┌──

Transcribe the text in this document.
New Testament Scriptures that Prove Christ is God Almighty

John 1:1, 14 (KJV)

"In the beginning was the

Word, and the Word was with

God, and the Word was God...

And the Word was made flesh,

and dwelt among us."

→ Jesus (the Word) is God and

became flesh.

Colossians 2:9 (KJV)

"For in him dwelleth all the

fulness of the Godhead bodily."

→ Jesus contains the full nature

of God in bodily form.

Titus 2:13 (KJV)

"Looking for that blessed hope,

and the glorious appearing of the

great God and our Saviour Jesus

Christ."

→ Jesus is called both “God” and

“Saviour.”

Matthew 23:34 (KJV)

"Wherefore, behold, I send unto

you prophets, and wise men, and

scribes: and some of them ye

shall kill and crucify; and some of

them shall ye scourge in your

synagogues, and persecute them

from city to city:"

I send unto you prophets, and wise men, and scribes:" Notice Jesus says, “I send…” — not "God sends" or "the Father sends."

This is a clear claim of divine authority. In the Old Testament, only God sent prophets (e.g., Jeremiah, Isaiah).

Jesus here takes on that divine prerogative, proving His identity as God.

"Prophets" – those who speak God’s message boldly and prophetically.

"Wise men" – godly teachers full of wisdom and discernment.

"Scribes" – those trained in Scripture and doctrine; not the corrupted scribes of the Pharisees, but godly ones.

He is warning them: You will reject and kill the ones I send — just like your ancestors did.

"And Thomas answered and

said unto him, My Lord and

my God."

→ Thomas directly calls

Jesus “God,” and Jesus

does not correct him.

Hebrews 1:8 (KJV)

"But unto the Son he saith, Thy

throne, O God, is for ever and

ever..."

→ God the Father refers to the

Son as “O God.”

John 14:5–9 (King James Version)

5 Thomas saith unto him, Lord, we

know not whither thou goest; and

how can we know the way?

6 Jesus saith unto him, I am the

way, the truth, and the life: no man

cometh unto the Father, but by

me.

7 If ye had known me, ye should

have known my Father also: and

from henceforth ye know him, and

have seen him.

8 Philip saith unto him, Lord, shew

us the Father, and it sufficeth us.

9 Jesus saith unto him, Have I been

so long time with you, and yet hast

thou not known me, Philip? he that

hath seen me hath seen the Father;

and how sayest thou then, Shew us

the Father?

└──

◆ PROBLEM TO SOLVE: Return every line above that contains the word "saith".

◆ ANSWER FOR THE TASK:
"But unto the Son he saith, Thy
5 Thomas saith unto him, Lord, we
6 Jesus saith unto him, I am the
8 Philip saith unto him, Lord, shew
9 Jesus saith unto him, Have I been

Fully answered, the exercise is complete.